Records for this exercise:
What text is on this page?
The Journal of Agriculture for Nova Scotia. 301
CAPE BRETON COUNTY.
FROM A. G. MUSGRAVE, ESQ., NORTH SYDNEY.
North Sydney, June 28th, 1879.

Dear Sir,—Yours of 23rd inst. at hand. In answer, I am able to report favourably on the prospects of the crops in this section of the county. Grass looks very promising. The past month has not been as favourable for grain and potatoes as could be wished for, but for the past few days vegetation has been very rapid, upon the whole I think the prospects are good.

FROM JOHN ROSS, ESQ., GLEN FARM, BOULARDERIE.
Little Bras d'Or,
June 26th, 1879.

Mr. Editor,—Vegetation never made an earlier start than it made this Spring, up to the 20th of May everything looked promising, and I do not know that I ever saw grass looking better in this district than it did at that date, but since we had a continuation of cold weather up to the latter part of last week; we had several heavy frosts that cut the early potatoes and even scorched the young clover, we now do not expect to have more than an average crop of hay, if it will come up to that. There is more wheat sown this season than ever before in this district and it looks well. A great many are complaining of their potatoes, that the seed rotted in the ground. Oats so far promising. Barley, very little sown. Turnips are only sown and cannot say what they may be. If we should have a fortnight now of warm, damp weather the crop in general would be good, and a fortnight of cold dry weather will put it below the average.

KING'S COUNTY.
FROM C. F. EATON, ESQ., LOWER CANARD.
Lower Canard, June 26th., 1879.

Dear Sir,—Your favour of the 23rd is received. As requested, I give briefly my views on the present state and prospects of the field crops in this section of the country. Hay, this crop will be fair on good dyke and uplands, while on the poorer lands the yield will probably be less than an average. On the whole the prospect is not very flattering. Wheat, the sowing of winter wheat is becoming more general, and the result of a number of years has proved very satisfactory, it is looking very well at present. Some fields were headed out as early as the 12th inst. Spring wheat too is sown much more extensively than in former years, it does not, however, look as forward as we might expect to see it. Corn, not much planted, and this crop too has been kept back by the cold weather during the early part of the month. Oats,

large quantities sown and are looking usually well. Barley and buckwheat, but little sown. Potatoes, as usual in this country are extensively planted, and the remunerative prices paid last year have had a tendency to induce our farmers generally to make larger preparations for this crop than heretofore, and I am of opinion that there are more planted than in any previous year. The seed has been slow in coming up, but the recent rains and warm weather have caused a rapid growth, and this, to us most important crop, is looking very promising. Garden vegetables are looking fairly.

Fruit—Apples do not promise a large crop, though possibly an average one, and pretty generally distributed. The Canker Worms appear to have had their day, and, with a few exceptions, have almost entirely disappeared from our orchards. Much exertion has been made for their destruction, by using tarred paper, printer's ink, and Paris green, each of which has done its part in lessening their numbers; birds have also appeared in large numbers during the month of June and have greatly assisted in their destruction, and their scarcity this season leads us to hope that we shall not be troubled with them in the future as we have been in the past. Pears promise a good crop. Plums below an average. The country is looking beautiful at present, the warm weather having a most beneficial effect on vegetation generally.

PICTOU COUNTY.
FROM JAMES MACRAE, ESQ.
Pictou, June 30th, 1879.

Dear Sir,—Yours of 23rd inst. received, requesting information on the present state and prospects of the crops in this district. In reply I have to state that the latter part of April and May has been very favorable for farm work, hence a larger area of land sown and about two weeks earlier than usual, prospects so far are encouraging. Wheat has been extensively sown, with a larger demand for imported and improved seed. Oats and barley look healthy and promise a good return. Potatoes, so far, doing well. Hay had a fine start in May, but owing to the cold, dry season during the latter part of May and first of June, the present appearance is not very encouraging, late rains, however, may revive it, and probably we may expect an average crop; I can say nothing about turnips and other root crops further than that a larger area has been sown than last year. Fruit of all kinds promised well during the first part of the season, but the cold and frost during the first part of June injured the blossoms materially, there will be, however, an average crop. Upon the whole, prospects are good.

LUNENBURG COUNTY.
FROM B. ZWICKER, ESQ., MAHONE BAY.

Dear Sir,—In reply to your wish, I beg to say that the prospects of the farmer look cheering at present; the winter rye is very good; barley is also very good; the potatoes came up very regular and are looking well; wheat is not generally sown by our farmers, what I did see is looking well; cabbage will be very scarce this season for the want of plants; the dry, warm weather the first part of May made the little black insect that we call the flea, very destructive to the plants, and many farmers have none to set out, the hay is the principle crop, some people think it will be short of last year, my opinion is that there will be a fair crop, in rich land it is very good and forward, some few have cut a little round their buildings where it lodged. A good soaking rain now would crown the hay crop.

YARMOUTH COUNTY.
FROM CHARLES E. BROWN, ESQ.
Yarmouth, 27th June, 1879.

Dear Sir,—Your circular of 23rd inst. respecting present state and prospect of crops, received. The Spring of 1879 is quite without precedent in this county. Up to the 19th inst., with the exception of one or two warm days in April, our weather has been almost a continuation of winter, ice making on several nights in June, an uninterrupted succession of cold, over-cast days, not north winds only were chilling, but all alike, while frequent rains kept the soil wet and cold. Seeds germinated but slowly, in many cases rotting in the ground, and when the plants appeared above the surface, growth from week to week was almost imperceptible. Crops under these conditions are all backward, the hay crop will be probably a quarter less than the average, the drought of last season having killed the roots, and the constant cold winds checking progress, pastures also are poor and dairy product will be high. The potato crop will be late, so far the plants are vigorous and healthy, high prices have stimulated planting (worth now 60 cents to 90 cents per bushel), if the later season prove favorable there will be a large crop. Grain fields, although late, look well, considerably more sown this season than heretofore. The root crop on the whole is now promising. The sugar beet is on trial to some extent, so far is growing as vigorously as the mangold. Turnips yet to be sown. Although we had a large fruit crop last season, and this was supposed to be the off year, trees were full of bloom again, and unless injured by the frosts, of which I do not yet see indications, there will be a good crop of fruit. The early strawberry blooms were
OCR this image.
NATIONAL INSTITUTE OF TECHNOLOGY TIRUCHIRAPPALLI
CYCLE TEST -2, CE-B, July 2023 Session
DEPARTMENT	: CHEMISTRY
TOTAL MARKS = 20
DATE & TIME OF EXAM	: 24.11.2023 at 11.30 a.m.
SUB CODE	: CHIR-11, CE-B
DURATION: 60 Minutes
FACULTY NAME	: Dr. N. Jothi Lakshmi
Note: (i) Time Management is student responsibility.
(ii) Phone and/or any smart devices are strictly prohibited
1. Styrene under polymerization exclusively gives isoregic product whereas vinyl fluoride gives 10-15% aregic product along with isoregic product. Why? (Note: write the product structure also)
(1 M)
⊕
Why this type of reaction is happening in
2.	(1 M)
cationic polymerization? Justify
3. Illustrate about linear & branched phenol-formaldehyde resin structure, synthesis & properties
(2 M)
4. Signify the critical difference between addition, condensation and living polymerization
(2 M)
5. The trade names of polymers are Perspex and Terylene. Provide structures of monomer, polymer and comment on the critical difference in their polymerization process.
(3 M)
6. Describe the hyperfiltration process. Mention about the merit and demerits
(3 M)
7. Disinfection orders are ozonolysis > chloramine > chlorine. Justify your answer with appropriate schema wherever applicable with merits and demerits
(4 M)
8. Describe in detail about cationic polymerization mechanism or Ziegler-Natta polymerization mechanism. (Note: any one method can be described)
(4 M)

Your goal: Reproduce the listing shown above in its entirety, exactly.

Response to this task:
What text is on this page?
The Journal of Agriculture for Nova Scotia. 301
CAPE BRETON COUNTY.
FROM A. G. MUSGRAVE, ESQ., NORTH SYDNEY.
North Sydney, June 28th, 1879.

Dear Sir,—Yours of 23rd inst. at hand. In answer, I am able to report favourably on the prospects of the crops in this section of the county. Grass looks very promising. The past month has not been as favourable for grain and potatoes as could be wished for, but for the past few days vegetation has been very rapid, upon the whole I think the prospects are good.

FROM JOHN ROSS, ESQ., GLEN FARM, BOULARDERIE.
Little Bras d'Or,
June 26th, 1879.

Mr. Editor,—Vegetation never made an earlier start than it made this Spring, up to the 20th of May everything looked promising, and I do not know that I ever saw grass looking better in this district than it did at that date, but since we had a continuation of cold weather up to the latter part of last week; we had several heavy frosts that cut the early potatoes and even scorched the young clover, we now do not expect to have more than an average crop of hay, if it will come up to that. There is more wheat sown this season than ever before in this district and it looks well. A great many are complaining of their potatoes, that the seed rotted in the ground. Oats so far promising. Barley, very little sown. Turnips are only sown and cannot say what they may be. If we should have a fortnight now of warm, damp weather the crop in general would be good, and a fortnight of cold dry weather will put it below the average.

KING'S COUNTY.
FROM C. F. EATON, ESQ., LOWER CANARD.
Lower Canard, June 26th., 1879.

Dear Sir,—Your favour of the 23rd is received. As requested, I give briefly my views on the present state and prospects of the field crops in this section of the country. Hay, this crop will be fair on good dyke and uplands, while on the poorer lands the yield will probably be less than an average. On the whole the prospect is not very flattering. Wheat, the sowing of winter wheat is becoming more general, and the result of a number of years has proved very satisfactory, it is looking very well at present. Some fields were headed out as early as the 12th inst. Spring wheat too is sown much more extensively than in former years, it does not, however, look as forward as we might expect to see it. Corn, not much planted, and this crop too has been kept back by the cold weather during the early part of the month. Oats,

large quantities sown and are looking usually well. Barley and buckwheat, but little sown. Potatoes, as usual in this country are extensively planted, and the remunerative prices paid last year have had a tendency to induce our farmers generally to make larger preparations for this crop than heretofore, and I am of opinion that there are more planted than in any previous year. The seed has been slow in coming up, but the recent rains and warm weather have caused a rapid growth, and this, to us most important crop, is looking very promising. Garden vegetables are looking fairly.

Fruit—Apples do not promise a large crop, though possibly an average one, and pretty generally distributed. The Canker Worms appear to have had their day, and, with a few exceptions, have almost entirely disappeared from our orchards. Much exertion has been made for their destruction, by using tarred paper, printer's ink, and Paris green, each of which has done its part in lessening their numbers; birds have also appeared in large numbers during the month of June and have greatly assisted in their destruction, and their scarcity this season leads us to hope that we shall not be troubled with them in the future as we have been in the past. Pears promise a good crop. Plums below an average. The country is looking beautiful at present, the warm weather having a most beneficial effect on vegetation generally.

PICTOU COUNTY.
FROM JAMES MACRAE, ESQ.
Pictou, June 30th, 1879.

Dear Sir,—Yours of 23rd inst. received, requesting information on the present state and prospects of the crops in this district. In reply I have to state that the latter part of April and May has been very favorable for farm work, hence a larger area of land sown and about two weeks earlier than usual, prospects so far are encouraging. Wheat has been extensively sown, with a larger demand for imported and improved seed. Oats and barley look healthy and promise a good return. Potatoes, so far, doing well. Hay had a fine start in May, but owing to the cold, dry season during the latter part of May and first of June, the present appearance is not very encouraging, late rains, however, may revive it, and probably we may expect an average crop; I can say nothing about turnips and other root crops further than that a larger area has been sown than last year. Fruit of all kinds promised well during the first part of the season, but the cold and frost during the first part of June injured the blossoms materially, there will be, however, an average crop. Upon the whole, prospects are good.

LUNENBURG COUNTY.
FROM B. ZWICKER, ESQ., MAHONE BAY.

Dear Sir,—In reply to your wish, I beg to say that the prospects of the farmer look cheering at present; the winter rye is very good; barley is also very good; the potatoes came up very regular and are looking well; wheat is not generally sown by our farmers, what I did see is looking well; cabbage will be very scarce this season for the want of plants; the dry, warm weather the first part of May made the little black insect that we call the flea, very destructive to the plants, and many farmers have none to set out, the hay is the principle crop, some people think it will be short of last year, my opinion is that there will be a fair crop, in rich land it is very good and forward, some few have cut a little round their buildings where it lodged. A good soaking rain now would crown the hay crop.

YARMOUTH COUNTY.
FROM CHARLES E. BROWN, ESQ.
Yarmouth, 27th June, 1879.

Dear Sir,—Your circular of 23rd inst. respecting present state and prospect of crops, received. The Spring of 1879 is quite without precedent in this county. Up to the 19th inst., with the exception of one or two warm days in April, our weather has been almost a continuation of winter, ice making on several nights in June, an uninterrupted succession of cold, over-cast days, not north winds only were chilling, but all alike, while frequent rains kept the soil wet and cold. Seeds germinated but slowly, in many cases rotting in the ground, and when the plants appeared above the surface, growth from week to week was almost imperceptible. Crops under these conditions are all backward, the hay crop will be probably a quarter less than the average, the drought of last season having killed the roots, and the constant cold winds checking progress, pastures also are poor and dairy product will be high. The potato crop will be late, so far the plants are vigorous and healthy, high prices have stimulated planting (worth now 60 cents to 90 cents per bushel), if the later season prove favorable there will be a large crop. Grain fields, although late, look well, considerably more sown this season than heretofore. The root crop on the whole is now promising. The sugar beet is on trial to some extent, so far is growing as vigorously as the mangold. Turnips yet to be sown. Although we had a large fruit crop last season, and this was supposed to be the off year, trees were full of bloom again, and unless injured by the frosts, of which I do not yet see indications, there will be a good crop of fruit. The early strawberry blooms were
OCR this image.
NATIONAL INSTITUTE OF TECHNOLOGY TIRUCHIRAPPALLI
CYCLE TEST -2, CE-B, July 2023 Session
DEPARTMENT	: CHEMISTRY
TOTAL MARKS = 20
DATE & TIME OF EXAM	: 24.11.2023 at 11.30 a.m.
SUB CODE	: CHIR-11, CE-B
DURATION: 60 Minutes
FACULTY NAME	: Dr. N. Jothi Lakshmi
Note: (i) Time Management is student responsibility.
(ii) Phone and/or any smart devices are strictly prohibited
1. Styrene under polymerization exclusively gives isoregic product whereas vinyl fluoride gives 10-15% aregic product along with isoregic product. Why? (Note: write the product structure also)
(1 M)
⊕
Why this type of reaction is happening in
2.	(1 M)
cationic polymerization? Justify
3. Illustrate about linear & branched phenol-formaldehyde resin structure, synthesis & properties
(2 M)
4. Signify the critical difference between addition, condensation and living polymerization
(2 M)
5. The trade names of polymers are Perspex and Terylene. Provide structures of monomer, polymer and comment on the critical difference in their polymerization process.
(3 M)
6. Describe the hyperfiltration process. Mention about the merit and demerits
(3 M)
7. Disinfection orders are ozonolysis > chloramine > chlorine. Justify your answer with appropriate schema wherever applicable with merits and demerits
(4 M)
8. Describe in detail about cationic polymerization mechanism or Ziegler-Natta polymerization mechanism. (Note: any one method can be described)
(4 M)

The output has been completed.